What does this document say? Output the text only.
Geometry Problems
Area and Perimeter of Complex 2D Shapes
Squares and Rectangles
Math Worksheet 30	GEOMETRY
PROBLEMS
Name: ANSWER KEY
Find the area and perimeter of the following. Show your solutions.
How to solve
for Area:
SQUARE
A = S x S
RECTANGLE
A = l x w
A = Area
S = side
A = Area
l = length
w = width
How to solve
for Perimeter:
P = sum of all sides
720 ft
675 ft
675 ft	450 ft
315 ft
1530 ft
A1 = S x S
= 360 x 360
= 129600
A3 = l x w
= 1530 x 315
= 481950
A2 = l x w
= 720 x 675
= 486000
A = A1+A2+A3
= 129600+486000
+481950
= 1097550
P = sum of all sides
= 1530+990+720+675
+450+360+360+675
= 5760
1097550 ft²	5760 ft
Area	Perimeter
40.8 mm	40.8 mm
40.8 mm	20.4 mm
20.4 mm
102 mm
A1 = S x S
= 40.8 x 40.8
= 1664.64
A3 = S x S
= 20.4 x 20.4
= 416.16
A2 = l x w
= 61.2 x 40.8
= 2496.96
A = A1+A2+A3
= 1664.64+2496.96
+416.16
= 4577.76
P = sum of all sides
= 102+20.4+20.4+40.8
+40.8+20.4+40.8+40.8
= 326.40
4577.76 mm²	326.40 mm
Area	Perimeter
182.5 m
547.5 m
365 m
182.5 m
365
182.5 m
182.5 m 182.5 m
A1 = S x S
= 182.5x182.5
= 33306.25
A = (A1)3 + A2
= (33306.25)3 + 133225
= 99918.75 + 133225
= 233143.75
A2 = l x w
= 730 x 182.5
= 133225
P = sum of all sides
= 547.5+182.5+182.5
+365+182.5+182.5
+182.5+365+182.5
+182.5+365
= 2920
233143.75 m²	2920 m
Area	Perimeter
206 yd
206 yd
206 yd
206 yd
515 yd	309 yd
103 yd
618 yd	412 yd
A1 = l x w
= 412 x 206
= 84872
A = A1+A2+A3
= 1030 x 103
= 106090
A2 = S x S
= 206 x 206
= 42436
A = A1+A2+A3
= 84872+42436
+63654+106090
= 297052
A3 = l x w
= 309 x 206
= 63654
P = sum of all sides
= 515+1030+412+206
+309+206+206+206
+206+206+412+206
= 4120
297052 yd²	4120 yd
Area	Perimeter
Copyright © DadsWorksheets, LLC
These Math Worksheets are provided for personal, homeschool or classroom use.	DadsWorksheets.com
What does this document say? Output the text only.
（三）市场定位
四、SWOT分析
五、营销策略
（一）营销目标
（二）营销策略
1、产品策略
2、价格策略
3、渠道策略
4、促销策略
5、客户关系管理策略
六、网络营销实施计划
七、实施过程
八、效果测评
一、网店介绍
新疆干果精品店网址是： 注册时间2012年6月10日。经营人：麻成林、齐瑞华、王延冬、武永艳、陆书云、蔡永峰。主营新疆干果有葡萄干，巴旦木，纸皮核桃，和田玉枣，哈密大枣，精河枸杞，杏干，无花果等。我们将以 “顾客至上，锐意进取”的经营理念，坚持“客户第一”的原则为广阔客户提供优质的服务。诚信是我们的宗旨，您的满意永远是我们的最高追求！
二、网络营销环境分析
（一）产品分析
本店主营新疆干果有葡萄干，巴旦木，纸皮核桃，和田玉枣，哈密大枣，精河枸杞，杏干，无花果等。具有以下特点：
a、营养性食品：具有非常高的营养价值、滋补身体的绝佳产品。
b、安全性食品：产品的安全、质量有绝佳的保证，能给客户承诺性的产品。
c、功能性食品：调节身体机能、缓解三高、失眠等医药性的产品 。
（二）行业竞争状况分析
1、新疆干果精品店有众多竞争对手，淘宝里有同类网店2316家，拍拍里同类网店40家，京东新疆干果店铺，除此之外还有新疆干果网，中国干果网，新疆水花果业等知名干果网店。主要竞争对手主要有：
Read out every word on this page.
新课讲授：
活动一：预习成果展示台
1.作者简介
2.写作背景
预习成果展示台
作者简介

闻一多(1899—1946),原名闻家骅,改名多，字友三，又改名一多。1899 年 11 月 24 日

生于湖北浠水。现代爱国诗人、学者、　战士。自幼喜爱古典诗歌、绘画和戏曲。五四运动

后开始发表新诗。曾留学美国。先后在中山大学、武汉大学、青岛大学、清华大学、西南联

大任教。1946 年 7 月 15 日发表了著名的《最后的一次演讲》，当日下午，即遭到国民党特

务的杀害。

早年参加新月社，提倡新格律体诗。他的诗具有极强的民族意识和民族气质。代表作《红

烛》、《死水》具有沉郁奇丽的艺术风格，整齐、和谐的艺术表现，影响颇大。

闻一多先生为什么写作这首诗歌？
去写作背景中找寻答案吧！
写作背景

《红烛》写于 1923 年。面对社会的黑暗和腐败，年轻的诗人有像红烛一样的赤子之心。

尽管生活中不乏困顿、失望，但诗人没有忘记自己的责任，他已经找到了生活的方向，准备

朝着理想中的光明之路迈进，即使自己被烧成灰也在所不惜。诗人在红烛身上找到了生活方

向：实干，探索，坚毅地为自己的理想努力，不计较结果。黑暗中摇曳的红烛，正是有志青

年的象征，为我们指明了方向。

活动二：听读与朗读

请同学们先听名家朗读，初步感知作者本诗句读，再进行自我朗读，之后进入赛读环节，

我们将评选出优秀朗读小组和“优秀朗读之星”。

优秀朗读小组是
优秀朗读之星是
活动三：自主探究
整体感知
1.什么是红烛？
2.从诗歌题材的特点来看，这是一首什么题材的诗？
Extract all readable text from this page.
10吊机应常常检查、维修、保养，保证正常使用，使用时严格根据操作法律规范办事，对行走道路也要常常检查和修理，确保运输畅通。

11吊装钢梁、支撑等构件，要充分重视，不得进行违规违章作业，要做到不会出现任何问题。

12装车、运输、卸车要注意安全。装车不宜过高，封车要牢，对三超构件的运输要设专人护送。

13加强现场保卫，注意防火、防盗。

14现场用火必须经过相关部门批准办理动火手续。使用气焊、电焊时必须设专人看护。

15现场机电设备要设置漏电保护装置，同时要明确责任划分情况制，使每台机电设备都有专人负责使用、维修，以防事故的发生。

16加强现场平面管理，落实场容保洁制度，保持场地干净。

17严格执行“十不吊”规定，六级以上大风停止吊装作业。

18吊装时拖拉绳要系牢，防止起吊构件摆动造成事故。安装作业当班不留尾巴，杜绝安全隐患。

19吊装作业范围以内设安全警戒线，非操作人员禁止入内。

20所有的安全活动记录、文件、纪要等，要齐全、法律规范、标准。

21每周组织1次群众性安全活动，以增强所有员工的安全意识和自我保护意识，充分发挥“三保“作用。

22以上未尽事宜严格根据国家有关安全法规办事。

→ Written instruction
Repeat the lines above exactly.

→ Reply to the task
What does this document say? Output the text only.
Geometry Problems
Area and Perimeter of Complex 2D Shapes
Squares and Rectangles
Math Worksheet 30	GEOMETRY
PROBLEMS
Name: ANSWER KEY
Find the area and perimeter of the following. Show your solutions.
How to solve
for Area:
SQUARE
A = S x S
RECTANGLE
A = l x w
A = Area
S = side
A = Area
l = length
w = width
How to solve
for Perimeter:
P = sum of all sides
720 ft
675 ft
675 ft	450 ft
315 ft
1530 ft
A1 = S x S
= 360 x 360
= 129600
A3 = l x w
= 1530 x 315
= 481950
A2 = l x w
= 720 x 675
= 486000
A = A1+A2+A3
= 129600+486000
+481950
= 1097550
P = sum of all sides
= 1530+990+720+675
+450+360+360+675
= 5760
1097550 ft²	5760 ft
Area	Perimeter
40.8 mm	40.8 mm
40.8 mm	20.4 mm
20.4 mm
102 mm
A1 = S x S
= 40.8 x 40.8
= 1664.64
A3 = S x S
= 20.4 x 20.4
= 416.16
A2 = l x w
= 61.2 x 40.8
= 2496.96
A = A1+A2+A3
= 1664.64+2496.96
+416.16
= 4577.76
P = sum of all sides
= 102+20.4+20.4+40.8
+40.8+20.4+40.8+40.8
= 326.40
4577.76 mm²	326.40 mm
Area	Perimeter
182.5 m
547.5 m
365 m
182.5 m
365
182.5 m
182.5 m 182.5 m
A1 = S x S
= 182.5x182.5
= 33306.25
A = (A1)3 + A2
= (33306.25)3 + 133225
= 99918.75 + 133225
= 233143.75
A2 = l x w
= 730 x 182.5
= 133225
P = sum of all sides
= 547.5+182.5+182.5
+365+182.5+182.5
+182.5+365+182.5
+182.5+365
= 2920
233143.75 m²	2920 m
Area	Perimeter
206 yd
206 yd
206 yd
206 yd
515 yd	309 yd
103 yd
618 yd	412 yd
A1 = l x w
= 412 x 206
= 84872
A = A1+A2+A3
= 1030 x 103
= 106090
A2 = S x S
= 206 x 206
= 42436
A = A1+A2+A3
= 84872+42436
+63654+106090
= 297052
A3 = l x w
= 309 x 206
= 63654
P = sum of all sides
= 515+1030+412+206
+309+206+206+206
+206+206+412+206
= 4120
297052 yd²	4120 yd
Area	Perimeter
Copyright © DadsWorksheets, LLC
These Math Worksheets are provided for personal, homeschool or classroom use.	DadsWorksheets.com
What does this document say? Output the text only.
（三）市场定位
四、SWOT分析
五、营销策略
（一）营销目标
（二）营销策略
1、产品策略
2、价格策略
3、渠道策略
4、促销策略
5、客户关系管理策略
六、网络营销实施计划
七、实施过程
八、效果测评
一、网店介绍
新疆干果精品店网址是： 注册时间2012年6月10日。经营人：麻成林、齐瑞华、王延冬、武永艳、陆书云、蔡永峰。主营新疆干果有葡萄干，巴旦木，纸皮核桃，和田玉枣，哈密大枣，精河枸杞，杏干，无花果等。我们将以 “顾客至上，锐意进取”的经营理念，坚持“客户第一”的原则为广阔客户提供优质的服务。诚信是我们的宗旨，您的满意永远是我们的最高追求！
二、网络营销环境分析
（一）产品分析
本店主营新疆干果有葡萄干，巴旦木，纸皮核桃，和田玉枣，哈密大枣，精河枸杞，杏干，无花果等。具有以下特点：
a、营养性食品：具有非常高的营养价值、滋补身体的绝佳产品。
b、安全性食品：产品的安全、质量有绝佳的保证，能给客户承诺性的产品。
c、功能性食品：调节身体机能、缓解三高、失眠等医药性的产品 。
（二）行业竞争状况分析
1、新疆干果精品店有众多竞争对手，淘宝里有同类网店2316家，拍拍里同类网店40家，京东新疆干果店铺，除此之外还有新疆干果网，中国干果网，新疆水花果业等知名干果网店。主要竞争对手主要有：
Read out every word on this page.
新课讲授：
活动一：预习成果展示台
1.作者简介
2.写作背景
预习成果展示台
作者简介

闻一多(1899—1946),原名闻家骅,改名多，字友三，又改名一多。1899 年 11 月 24 日

生于湖北浠水。现代爱国诗人、学者、　战士。自幼喜爱古典诗歌、绘画和戏曲。五四运动

后开始发表新诗。曾留学美国。先后在中山大学、武汉大学、青岛大学、清华大学、西南联

大任教。1946 年 7 月 15 日发表了著名的《最后的一次演讲》，当日下午，即遭到国民党特

务的杀害。

早年参加新月社，提倡新格律体诗。他的诗具有极强的民族意识和民族气质。代表作《红

烛》、《死水》具有沉郁奇丽的艺术风格，整齐、和谐的艺术表现，影响颇大。

闻一多先生为什么写作这首诗歌？
去写作背景中找寻答案吧！
写作背景

《红烛》写于 1923 年。面对社会的黑暗和腐败，年轻的诗人有像红烛一样的赤子之心。

尽管生活中不乏困顿、失望，但诗人没有忘记自己的责任，他已经找到了生活的方向，准备

朝着理想中的光明之路迈进，即使自己被烧成灰也在所不惜。诗人在红烛身上找到了生活方

向：实干，探索，坚毅地为自己的理想努力，不计较结果。黑暗中摇曳的红烛，正是有志青

年的象征，为我们指明了方向。

活动二：听读与朗读

请同学们先听名家朗读，初步感知作者本诗句读，再进行自我朗读，之后进入赛读环节，

我们将评选出优秀朗读小组和“优秀朗读之星”。

优秀朗读小组是
优秀朗读之星是
活动三：自主探究
整体感知
1.什么是红烛？
2.从诗歌题材的特点来看，这是一首什么题材的诗？
Extract all readable text from this page.
10吊机应常常检查、维修、保养，保证正常使用，使用时严格根据操作法律规范办事，对行走道路也要常常检查和修理，确保运输畅通。

11吊装钢梁、支撑等构件，要充分重视，不得进行违规违章作业，要做到不会出现任何问题。

12装车、运输、卸车要注意安全。装车不宜过高，封车要牢，对三超构件的运输要设专人护送。

13加强现场保卫，注意防火、防盗。

14现场用火必须经过相关部门批准办理动火手续。使用气焊、电焊时必须设专人看护。

15现场机电设备要设置漏电保护装置，同时要明确责任划分情况制，使每台机电设备都有专人负责使用、维修，以防事故的发生。

16加强现场平面管理，落实场容保洁制度，保持场地干净。

17严格执行“十不吊”规定，六级以上大风停止吊装作业。

18吊装时拖拉绳要系牢，防止起吊构件摆动造成事故。安装作业当班不留尾巴，杜绝安全隐患。

19吊装作业范围以内设安全警戒线，非操作人员禁止入内。

20所有的安全活动记录、文件、纪要等，要齐全、法律规范、标准。

21每周组织1次群众性安全活动，以增强所有员工的安全意识和自我保护意识，充分发挥“三保“作用。

22以上未尽事宜严格根据国家有关安全法规办事。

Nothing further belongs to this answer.